**DIRECTIVE**
Leave out the pictures and copy everything else below exactly.

[BEGIN]

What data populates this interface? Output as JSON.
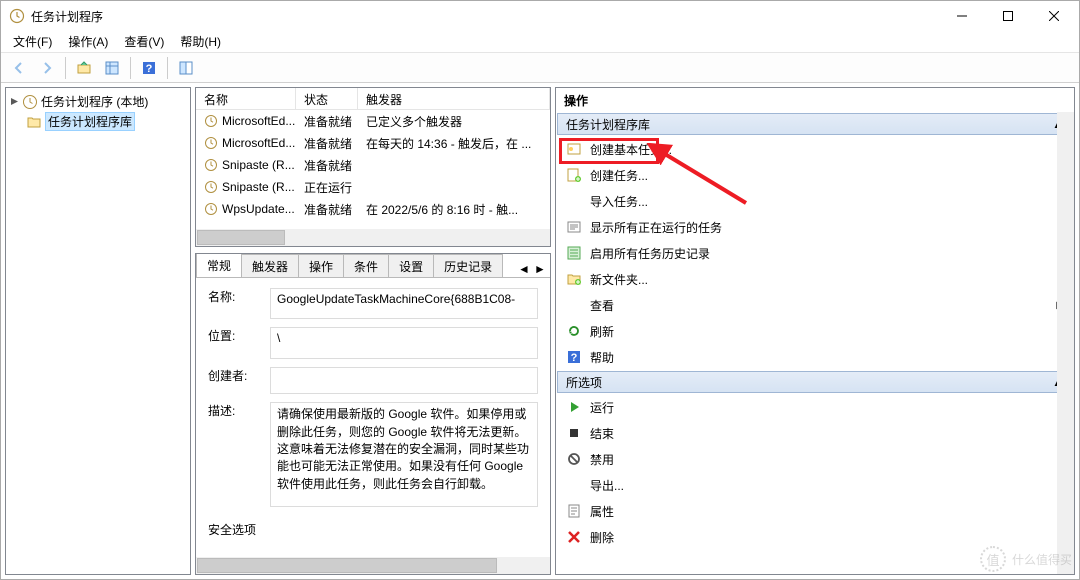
{
  "window": {
    "title": "任务计划程序"
  },
  "window_controls": {
    "minimize": "minimize",
    "maximize": "maximize",
    "close": "close"
  },
  "menubar": [
    {
      "id": "file",
      "label": "文件(F)"
    },
    {
      "id": "action",
      "label": "操作(A)"
    },
    {
      "id": "view",
      "label": "查看(V)"
    },
    {
      "id": "help",
      "label": "帮助(H)"
    }
  ],
  "toolbar": [
    {
      "id": "back",
      "icon": "arrow-left",
      "disabled": true
    },
    {
      "id": "forward",
      "icon": "arrow-right",
      "disabled": true
    },
    {
      "id": "sep1",
      "separator": true
    },
    {
      "id": "up",
      "icon": "folder-up"
    },
    {
      "id": "details",
      "icon": "details"
    },
    {
      "id": "sep2",
      "separator": true
    },
    {
      "id": "help",
      "icon": "help"
    },
    {
      "id": "sep3",
      "separator": true
    },
    {
      "id": "pane-toggle",
      "icon": "pane"
    }
  ],
  "tree": {
    "root": {
      "label": "任务计划程序 (本地)"
    },
    "child": {
      "label": "任务计划程序库"
    }
  },
  "task_list": {
    "columns": {
      "name": "名称",
      "status": "状态",
      "trigger": "触发器"
    },
    "rows": [
      {
        "icon": "clock",
        "name": "MicrosoftEd...",
        "status": "准备就绪",
        "trigger": "已定义多个触发器"
      },
      {
        "icon": "clock",
        "name": "MicrosoftEd...",
        "status": "准备就绪",
        "trigger": "在每天的 14:36 - 触发后，在 ..."
      },
      {
        "icon": "clock",
        "name": "Snipaste (R...",
        "status": "准备就绪",
        "trigger": ""
      },
      {
        "icon": "clock",
        "name": "Snipaste (R...",
        "status": "正在运行",
        "trigger": ""
      },
      {
        "icon": "clock",
        "name": "WpsUpdate...",
        "status": "准备就绪",
        "trigger": "在 2022/5/6 的 8:16 时 - 触..."
      }
    ]
  },
  "detail_tabs": [
    {
      "id": "general",
      "label": "常规",
      "active": true
    },
    {
      "id": "triggers",
      "label": "触发器"
    },
    {
      "id": "actions",
      "label": "操作"
    },
    {
      "id": "conditions",
      "label": "条件"
    },
    {
      "id": "settings",
      "label": "设置"
    },
    {
      "id": "history",
      "label": "历史记录"
    }
  ],
  "detail": {
    "name_label": "名称:",
    "name_value": "GoogleUpdateTaskMachineCore{688B1C08-",
    "location_label": "位置:",
    "location_value": "\\",
    "author_label": "创建者:",
    "author_value": "",
    "desc_label": "描述:",
    "desc_value": "请确保使用最新版的 Google 软件。如果停用或删除此任务，则您的 Google 软件将无法更新。这意味着无法修复潜在的安全漏洞，同时某些功能也可能无法正常使用。如果没有任何 Google 软件使用此任务，则此任务会自行卸载。",
    "security_header": "安全选项"
  },
  "actions_pane": {
    "title": "操作",
    "section1": {
      "label": "任务计划程序库"
    },
    "items1": [
      {
        "id": "create-basic",
        "icon": "wizard",
        "label": "创建基本任务..."
      },
      {
        "id": "create-task",
        "icon": "new-task",
        "label": "创建任务...",
        "highlighted": true
      },
      {
        "id": "import",
        "icon": "blank",
        "label": "导入任务..."
      },
      {
        "id": "show-running",
        "icon": "show-running",
        "label": "显示所有正在运行的任务"
      },
      {
        "id": "enable-history",
        "icon": "history",
        "label": "启用所有任务历史记录"
      },
      {
        "id": "new-folder",
        "icon": "folder-new",
        "label": "新文件夹..."
      },
      {
        "id": "view",
        "icon": "blank",
        "label": "查看",
        "submenu": true
      },
      {
        "id": "refresh",
        "icon": "refresh",
        "label": "刷新"
      },
      {
        "id": "help",
        "icon": "help",
        "label": "帮助"
      }
    ],
    "section2": {
      "label": "所选项"
    },
    "items2": [
      {
        "id": "run",
        "icon": "play",
        "label": "运行"
      },
      {
        "id": "end",
        "icon": "stop",
        "label": "结束"
      },
      {
        "id": "disable",
        "icon": "disable",
        "label": "禁用"
      },
      {
        "id": "export",
        "icon": "blank",
        "label": "导出..."
      },
      {
        "id": "properties",
        "icon": "props",
        "label": "属性"
      },
      {
        "id": "delete",
        "icon": "delete",
        "label": "删除"
      }
    ]
  },
  "watermark": {
    "text": "什么值得买",
    "icon_text": "值"
  }
}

[END]

**EXERCISE SOLUTION**
What data populates this interface? Output as JSON.
{
  "window": {
    "title": "任务计划程序"
  },
  "window_controls": {
    "minimize": "minimize",
    "maximize": "maximize",
    "close": "close"
  },
  "menubar": [
    {
      "id": "file",
      "label": "文件(F)"
    },
    {
      "id": "action",
      "label": "操作(A)"
    },
    {
      "id": "view",
      "label": "查看(V)"
    },
    {
      "id": "help",
      "label": "帮助(H)"
    }
  ],
  "toolbar": [
    {
      "id": "back",
      "icon": "arrow-left",
      "disabled": true
    },
    {
      "id": "forward",
      "icon": "arrow-right",
      "disabled": true
    },
    {
      "id": "sep1",
      "separator": true
    },
    {
      "id": "up",
      "icon": "folder-up"
    },
    {
      "id": "details",
      "icon": "details"
    },
    {
      "id": "sep2",
      "separator": true
    },
    {
      "id": "help",
      "icon": "help"
    },
    {
      "id": "sep3",
      "separator": true
    },
    {
      "id": "pane-toggle",
      "icon": "pane"
    }
  ],
  "tree": {
    "root": {
      "label": "任务计划程序 (本地)"
    },
    "child": {
      "label": "任务计划程序库"
    }
  },
  "task_list": {
    "columns": {
      "name": "名称",
      "status": "状态",
      "trigger": "触发器"
    },
    "rows": [
      {
        "icon": "clock",
        "name": "MicrosoftEd...",
        "status": "准备就绪",
        "trigger": "已定义多个触发器"
      },
      {
        "icon": "clock",
        "name": "MicrosoftEd...",
        "status": "准备就绪",
        "trigger": "在每天的 14:36 - 触发后，在 ..."
      },
      {
        "icon": "clock",
        "name": "Snipaste (R...",
        "status": "准备就绪",
        "trigger": ""
      },
      {
        "icon": "clock",
        "name": "Snipaste (R...",
        "status": "正在运行",
        "trigger": ""
      },
      {
        "icon": "clock",
        "name": "WpsUpdate...",
        "status": "准备就绪",
        "trigger": "在 2022/5/6 的 8:16 时 - 触..."
      }
    ]
  },
  "detail_tabs": [
    {
      "id": "general",
      "label": "常规",
      "active": true
    },
    {
      "id": "triggers",
      "label": "触发器"
    },
    {
      "id": "actions",
      "label": "操作"
    },
    {
      "id": "conditions",
      "label": "条件"
    },
    {
      "id": "settings",
      "label": "设置"
    },
    {
      "id": "history",
      "label": "历史记录"
    }
  ],
  "detail": {
    "name_label": "名称:",
    "name_value": "GoogleUpdateTaskMachineCore{688B1C08-",
    "location_label": "位置:",
    "location_value": "\\",
    "author_label": "创建者:",
    "author_value": "",
    "desc_label": "描述:",
    "desc_value": "请确保使用最新版的 Google 软件。如果停用或删除此任务，则您的 Google 软件将无法更新。这意味着无法修复潜在的安全漏洞，同时某些功能也可能无法正常使用。如果没有任何 Google 软件使用此任务，则此任务会自行卸载。",
    "security_header": "安全选项"
  },
  "actions_pane": {
    "title": "操作",
    "section1": {
      "label": "任务计划程序库"
    },
    "items1": [
      {
        "id": "create-basic",
        "icon": "wizard",
        "label": "创建基本任务..."
      },
      {
        "id": "create-task",
        "icon": "new-task",
        "label": "创建任务...",
        "highlighted": true
      },
      {
        "id": "import",
        "icon": "blank",
        "label": "导入任务..."
      },
      {
        "id": "show-running",
        "icon": "show-running",
        "label": "显示所有正在运行的任务"
      },
      {
        "id": "enable-history",
        "icon": "history",
        "label": "启用所有任务历史记录"
      },
      {
        "id": "new-folder",
        "icon": "folder-new",
        "label": "新文件夹..."
      },
      {
        "id": "view",
        "icon": "blank",
        "label": "查看",
        "submenu": true
      },
      {
        "id": "refresh",
        "icon": "refresh",
        "label": "刷新"
      },
      {
        "id": "help",
        "icon": "help",
        "label": "帮助"
      }
    ],
    "section2": {
      "label": "所选项"
    },
    "items2": [
      {
        "id": "run",
        "icon": "play",
        "label": "运行"
      },
      {
        "id": "end",
        "icon": "stop",
        "label": "结束"
      },
      {
        "id": "disable",
        "icon": "disable",
        "label": "禁用"
      },
      {
        "id": "export",
        "icon": "blank",
        "label": "导出..."
      },
      {
        "id": "properties",
        "icon": "props",
        "label": "属性"
      },
      {
        "id": "delete",
        "icon": "delete",
        "label": "删除"
      }
    ]
  },
  "watermark": {
    "text": "什么值得买",
    "icon_text": "值"
  }
}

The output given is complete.